→ **TEXT EXTRACT**:
= = =
“Bill Woodman is a great cartoonist and one of the funniest “draw-ers” of all time, right up there with George Booth. Back when we used to hang out together, he allowed me the privilege of looking over any number of the obsessive sketchbooks that were always within his easy reach … Each page was chock full of bits and pieces that were wry, engaging, and all just plain funny to look at. I never had a better time looking at anything in my life.”

— Jack Ziegler, Cartoonist, Author

Bill Woodman was an American gag cartoonist and a regular contributor to The New Yorker and other magazines.

Early life


Bill Woodman was born in 1939 in Bangor, Maine. He studied illustration at a local art school, but never finished the course. Among his main graphic influences were Charles Addams and Frederick Remington, and he also expressed admiration for Saul Steinberg and James Thurber. During the 1950s, Woodman joined the U.S. Navy, spending his military service on the SS Timmerman and in West Germany. Back in civilian life, he moved to New York City to try his hand at a career in gag cartooning. In a September 2016 interview with Michael Maslin, Ink Spill, Bill said that he drew cartoons “about anything that will sell” and humbly admitted he was “just trying to survive.” Part of surviving was working for CBS Television, making Speedball lettering charts of the Nielsen ratings between 1967 and 1970.
= = =
→ **WORK TO DO**:
**1)** In the records, switch "param-code" to "parameter-code". Begin at the line that has "param-code: OuL bbox=[566, 878, 605, 899]", stop after the line that has "param-code: InP.3 bbox=[293, 173, 358, 194]", and give back only those lines with everything else unchanged.
**2)** Pick up the biography of Bill Woodman and continue it from its last sentence.
The biography of Bill Woodman has no connection to the records.

[Stored dataset items]
= = =
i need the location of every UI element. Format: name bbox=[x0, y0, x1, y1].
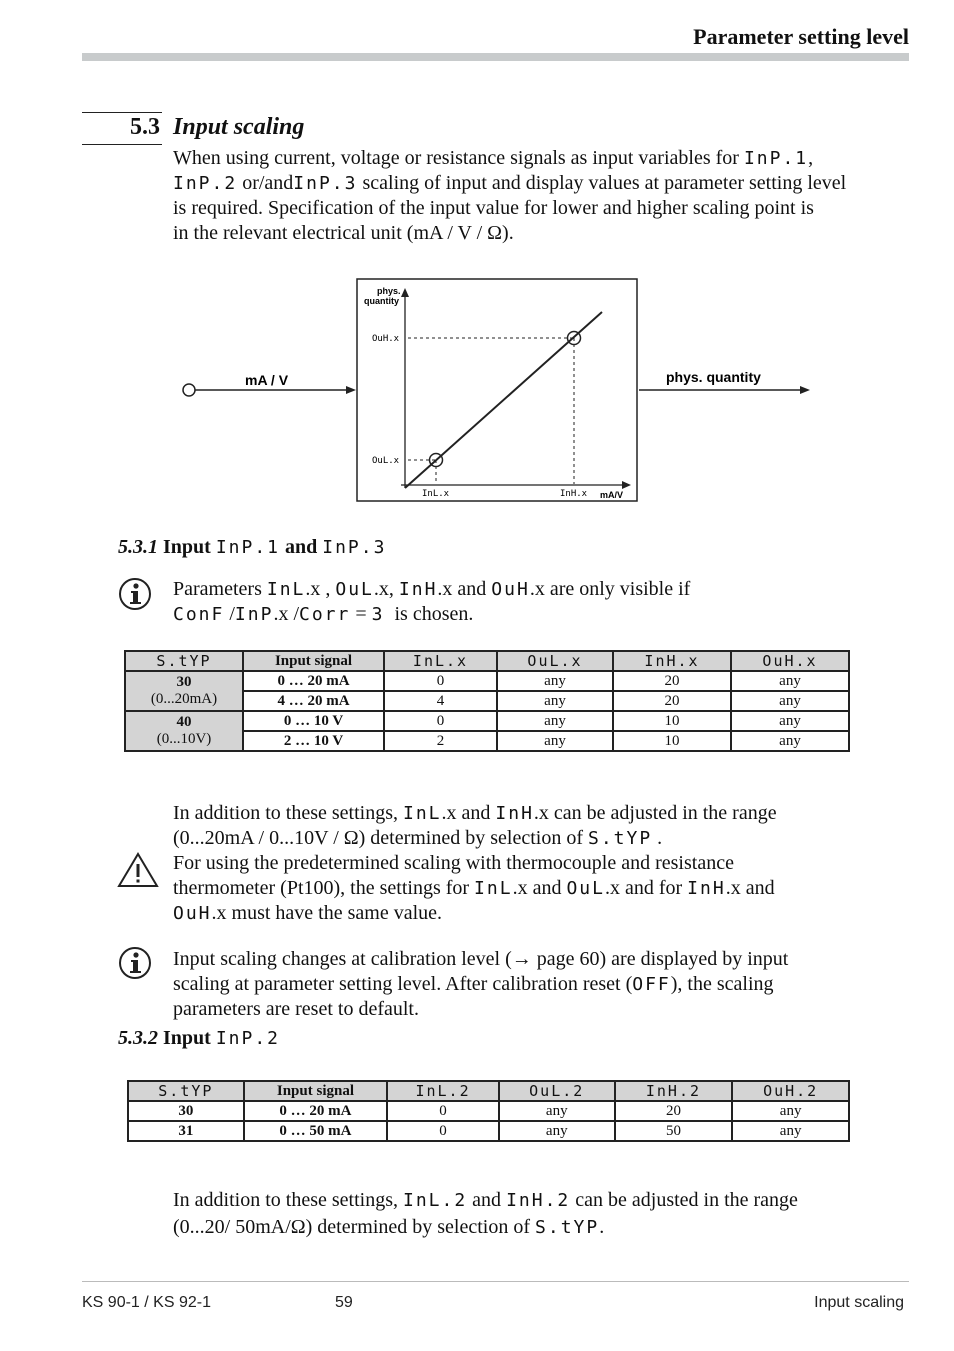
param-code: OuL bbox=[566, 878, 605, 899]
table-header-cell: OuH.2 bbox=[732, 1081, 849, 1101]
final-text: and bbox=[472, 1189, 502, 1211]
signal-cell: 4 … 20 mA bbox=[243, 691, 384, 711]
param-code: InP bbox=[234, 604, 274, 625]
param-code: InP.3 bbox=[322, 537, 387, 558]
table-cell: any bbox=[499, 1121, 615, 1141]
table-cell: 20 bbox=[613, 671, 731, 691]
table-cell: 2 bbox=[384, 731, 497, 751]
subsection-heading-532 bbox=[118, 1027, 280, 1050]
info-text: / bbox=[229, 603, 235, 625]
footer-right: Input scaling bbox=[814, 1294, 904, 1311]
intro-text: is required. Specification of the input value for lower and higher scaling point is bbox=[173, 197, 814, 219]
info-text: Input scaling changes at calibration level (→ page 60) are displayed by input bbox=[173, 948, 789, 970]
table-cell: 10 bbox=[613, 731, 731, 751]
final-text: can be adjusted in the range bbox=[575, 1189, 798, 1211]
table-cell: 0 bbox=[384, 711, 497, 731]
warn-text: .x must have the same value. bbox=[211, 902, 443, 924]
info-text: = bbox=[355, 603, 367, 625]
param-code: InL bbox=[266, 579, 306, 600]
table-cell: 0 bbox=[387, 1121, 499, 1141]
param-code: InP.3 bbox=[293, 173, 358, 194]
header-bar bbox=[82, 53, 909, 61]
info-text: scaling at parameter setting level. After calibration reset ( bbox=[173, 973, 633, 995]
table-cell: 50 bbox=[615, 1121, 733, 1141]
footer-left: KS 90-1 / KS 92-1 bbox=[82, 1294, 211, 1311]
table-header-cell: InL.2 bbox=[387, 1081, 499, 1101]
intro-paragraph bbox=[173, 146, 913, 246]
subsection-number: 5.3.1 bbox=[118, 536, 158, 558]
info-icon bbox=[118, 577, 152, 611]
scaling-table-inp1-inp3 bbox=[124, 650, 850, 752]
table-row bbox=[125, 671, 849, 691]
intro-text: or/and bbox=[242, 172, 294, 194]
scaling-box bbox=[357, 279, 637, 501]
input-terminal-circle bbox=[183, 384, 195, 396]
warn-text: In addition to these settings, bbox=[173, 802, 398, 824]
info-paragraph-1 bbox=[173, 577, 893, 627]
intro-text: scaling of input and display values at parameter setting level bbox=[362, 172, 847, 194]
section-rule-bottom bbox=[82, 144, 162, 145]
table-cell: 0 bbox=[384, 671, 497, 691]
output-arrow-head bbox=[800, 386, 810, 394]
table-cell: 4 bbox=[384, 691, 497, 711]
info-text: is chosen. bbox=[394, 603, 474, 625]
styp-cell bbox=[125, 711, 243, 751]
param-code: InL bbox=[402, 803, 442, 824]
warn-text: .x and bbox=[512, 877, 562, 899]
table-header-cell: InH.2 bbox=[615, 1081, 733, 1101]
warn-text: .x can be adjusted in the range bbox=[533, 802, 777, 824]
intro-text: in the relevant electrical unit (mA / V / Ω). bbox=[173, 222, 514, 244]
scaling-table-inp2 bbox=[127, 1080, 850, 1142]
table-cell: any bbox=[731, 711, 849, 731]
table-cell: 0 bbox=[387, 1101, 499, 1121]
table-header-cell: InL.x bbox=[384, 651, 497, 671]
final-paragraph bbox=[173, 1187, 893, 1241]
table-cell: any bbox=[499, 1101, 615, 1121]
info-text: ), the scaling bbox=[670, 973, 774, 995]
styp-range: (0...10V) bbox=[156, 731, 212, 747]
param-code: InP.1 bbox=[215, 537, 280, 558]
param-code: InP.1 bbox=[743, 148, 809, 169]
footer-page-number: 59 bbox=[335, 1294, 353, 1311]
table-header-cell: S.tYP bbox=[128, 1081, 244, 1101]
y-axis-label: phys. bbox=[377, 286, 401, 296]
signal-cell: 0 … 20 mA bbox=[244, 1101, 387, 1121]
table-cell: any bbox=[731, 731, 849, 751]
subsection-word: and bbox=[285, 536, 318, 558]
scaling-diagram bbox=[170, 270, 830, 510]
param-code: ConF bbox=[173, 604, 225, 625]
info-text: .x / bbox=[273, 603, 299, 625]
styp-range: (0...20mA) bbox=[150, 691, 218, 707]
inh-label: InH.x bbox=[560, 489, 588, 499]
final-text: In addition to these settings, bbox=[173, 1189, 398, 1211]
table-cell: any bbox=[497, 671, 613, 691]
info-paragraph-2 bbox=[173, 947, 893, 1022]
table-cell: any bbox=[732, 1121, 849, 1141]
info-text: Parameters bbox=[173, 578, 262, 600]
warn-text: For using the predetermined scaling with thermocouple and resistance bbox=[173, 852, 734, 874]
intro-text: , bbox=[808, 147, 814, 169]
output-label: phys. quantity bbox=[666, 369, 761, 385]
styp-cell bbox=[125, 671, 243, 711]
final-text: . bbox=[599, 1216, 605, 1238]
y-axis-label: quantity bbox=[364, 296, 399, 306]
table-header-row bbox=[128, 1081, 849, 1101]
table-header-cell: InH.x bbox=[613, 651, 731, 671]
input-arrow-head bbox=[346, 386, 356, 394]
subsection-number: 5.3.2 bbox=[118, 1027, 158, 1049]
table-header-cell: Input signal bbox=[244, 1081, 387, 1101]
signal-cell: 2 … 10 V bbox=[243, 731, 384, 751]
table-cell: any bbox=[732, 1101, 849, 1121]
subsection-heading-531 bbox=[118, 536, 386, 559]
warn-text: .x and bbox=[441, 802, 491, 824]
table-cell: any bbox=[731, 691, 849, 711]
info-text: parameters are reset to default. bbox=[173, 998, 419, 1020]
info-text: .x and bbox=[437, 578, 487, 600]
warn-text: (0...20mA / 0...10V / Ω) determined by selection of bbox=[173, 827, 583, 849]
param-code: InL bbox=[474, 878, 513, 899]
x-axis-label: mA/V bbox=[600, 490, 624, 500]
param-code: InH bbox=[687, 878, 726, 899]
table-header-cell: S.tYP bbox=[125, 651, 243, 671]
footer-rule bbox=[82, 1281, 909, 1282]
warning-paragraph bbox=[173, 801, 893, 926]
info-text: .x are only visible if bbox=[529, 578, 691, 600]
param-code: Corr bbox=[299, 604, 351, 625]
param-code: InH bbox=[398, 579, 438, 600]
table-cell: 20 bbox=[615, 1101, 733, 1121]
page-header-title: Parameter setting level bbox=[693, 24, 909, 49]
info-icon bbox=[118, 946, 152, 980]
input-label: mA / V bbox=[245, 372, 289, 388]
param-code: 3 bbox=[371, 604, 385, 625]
= = =
→ **ANSWER LIST**:
**1)**
parameter-code: OuL bbox=[566, 878, 605, 899]
table-header-cell: OuH.2 bbox=[732, 1081, 849, 1101]
final-text: and bbox=[472, 1189, 502, 1211]
signal-cell: 4 … 20 mA bbox=[243, 691, 384, 711]
parameter-code: InP bbox=[234, 604, 274, 625]
parameter-code: InP.3 bbox=[322, 537, 387, 558]
table-cell: any bbox=[499, 1121, 615, 1141]
table-cell: 20 bbox=[613, 671, 731, 691]
table-cell: 2 bbox=[384, 731, 497, 751]
subsection-heading-532 bbox=[118, 1027, 280, 1050]
info-text: / bbox=[229, 603, 235, 625]
footer-right: Input scaling bbox=[814, 1294, 904, 1311]
intro-text: is required. Specification of the input value for lower and higher scaling point is bbox=[173, 197, 814, 219]
info-text: Input scaling changes at calibration level (→ page 60) are displayed by input bbox=[173, 948, 789, 970]
table-cell: 10 bbox=[613, 731, 731, 751]
final-text: can be adjusted in the range bbox=[575, 1189, 798, 1211]
table-cell: 0 bbox=[384, 711, 497, 731]
warn-text: .x must have the same value. bbox=[211, 902, 443, 924]
info-text: = bbox=[355, 603, 367, 625]
parameter-code: InL bbox=[266, 579, 306, 600]
table-cell: 0 bbox=[387, 1121, 499, 1141]
parameter-code: InP.3 bbox=[293, 173, 358, 194]

**2)**
Magazine cartoons


In 1962, Woodman sold his first cartoon to the Saturday Review. He worked a variety of day jobs until in 1975 The New Yorker began running his cartoons regularly. His first New Yorker cartoon appeared in print on 10 November of that year. Over the course of two and a half decades, he made 145 cartoons for them. His final drawing was published on 6 January 2003. Woodman’s drawings also appeared in Audobon, Gourmet Magazine, The New York Times, National Lampoon and Hugh Hefner’s Playboy.

See Cartoons

Books


Besides his work as a cartoonist, Bill Woodman wrote and illustrated a children’s book, ‘Whose Birthday Is It, Anyway?’ (Crowell, 1980), about a bear who is invited to a mysterious birthday party. Woodman additionally livened up the pages of other authors’ books, such as ‘The Spider and Other Stories’ Carl Ewald & Eva Le Gallienne (Crowell, 1980) and ‘Beverly and Marigold’ by Val Coleman (Wyatt Book, 1996). In 1980, Dodd Mead released the first and only book compilation of Woodman’s cartoons, titled ‘Fish & Moose News: Cartoons By Bill Woodman’.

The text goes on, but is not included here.